- **WRITTEN REQUEST**: All of the data should be repeated exactly; pictures are not part of the copy.

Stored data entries
══════════

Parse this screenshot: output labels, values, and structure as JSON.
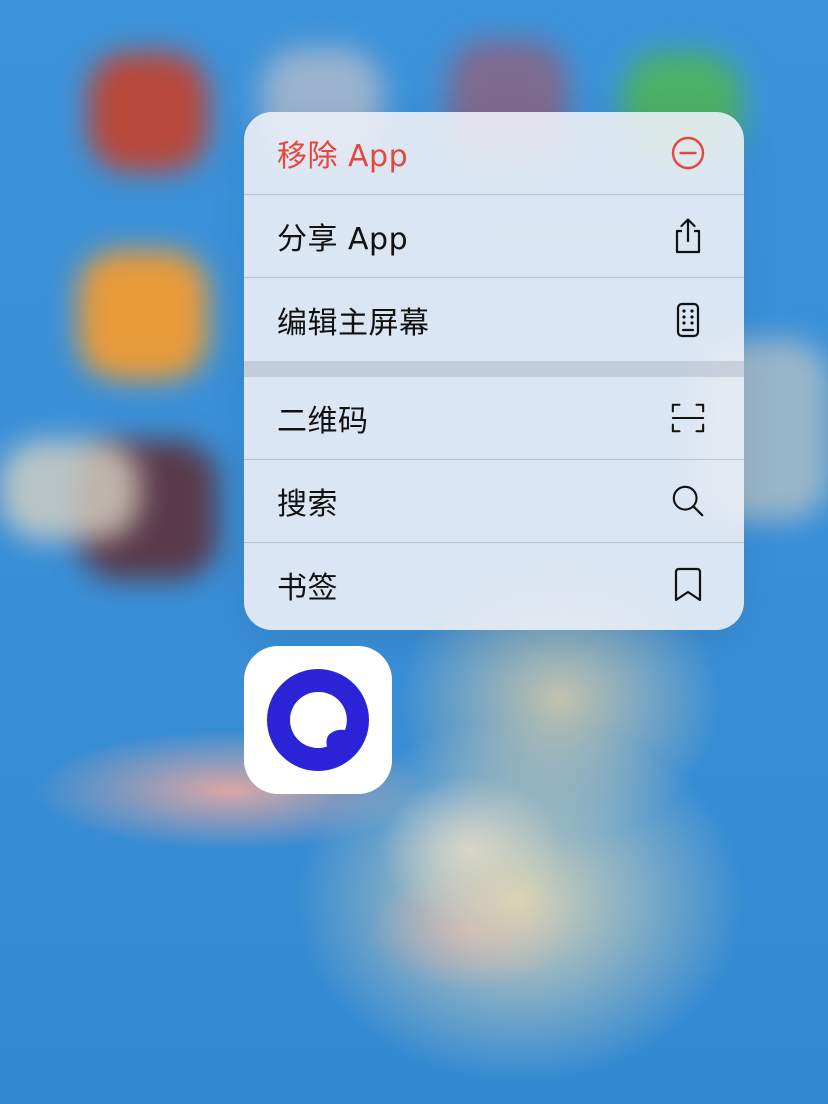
{
  "menu": {
    "items": [
      {
        "label": "移除 App",
        "icon": "minus-circle-icon",
        "destructive": true
      },
      {
        "label": "分享 App",
        "icon": "share-icon"
      },
      {
        "label": "编辑主屏幕",
        "icon": "phone-grid-icon"
      },
      {
        "label": "二维码",
        "icon": "qr-scan-icon"
      },
      {
        "label": "搜索",
        "icon": "search-icon"
      },
      {
        "label": "书签",
        "icon": "bookmark-icon"
      }
    ]
  },
  "colors": {
    "destructive": "#e8453c",
    "app_logo": "#2a24d6",
    "wallpaper": "#3a8fd6"
  },
  "app": {
    "icon": "quark-browser-app-icon"
  }
}
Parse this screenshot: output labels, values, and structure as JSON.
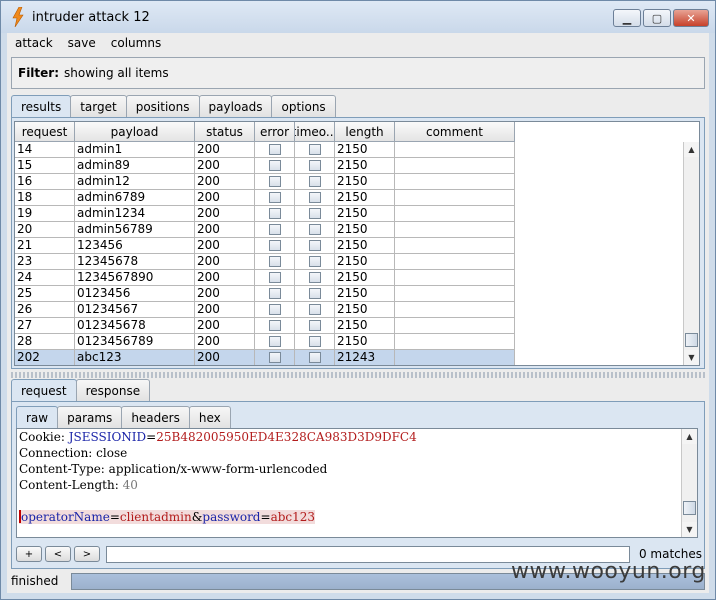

══════════

- **COMPLETE OUTPUT**:
Parse this screenshot: output labels, values, and structure as JSON.
{
  "menu": {
    "items": [
      {
        "label": "移除 App",
        "icon": "minus-circle-icon",
        "destructive": true
      },
      {
        "label": "分享 App",
        "icon": "share-icon"
      },
      {
        "label": "编辑主屏幕",
        "icon": "phone-grid-icon"
      },
      {
        "label": "二维码",
        "icon": "qr-scan-icon"
      },
      {
        "label": "搜索",
        "icon": "search-icon"
      },
      {
        "label": "书签",
        "icon": "bookmark-icon"
      }
    ]
  },
  "colors": {
    "destructive": "#e8453c",
    "app_logo": "#2a24d6",
    "wallpaper": "#3a8fd6"
  },
  "app": {
    "icon": "quark-browser-app-icon"
  }
}
Parse this screenshot: output labels, values, and structure as JSON.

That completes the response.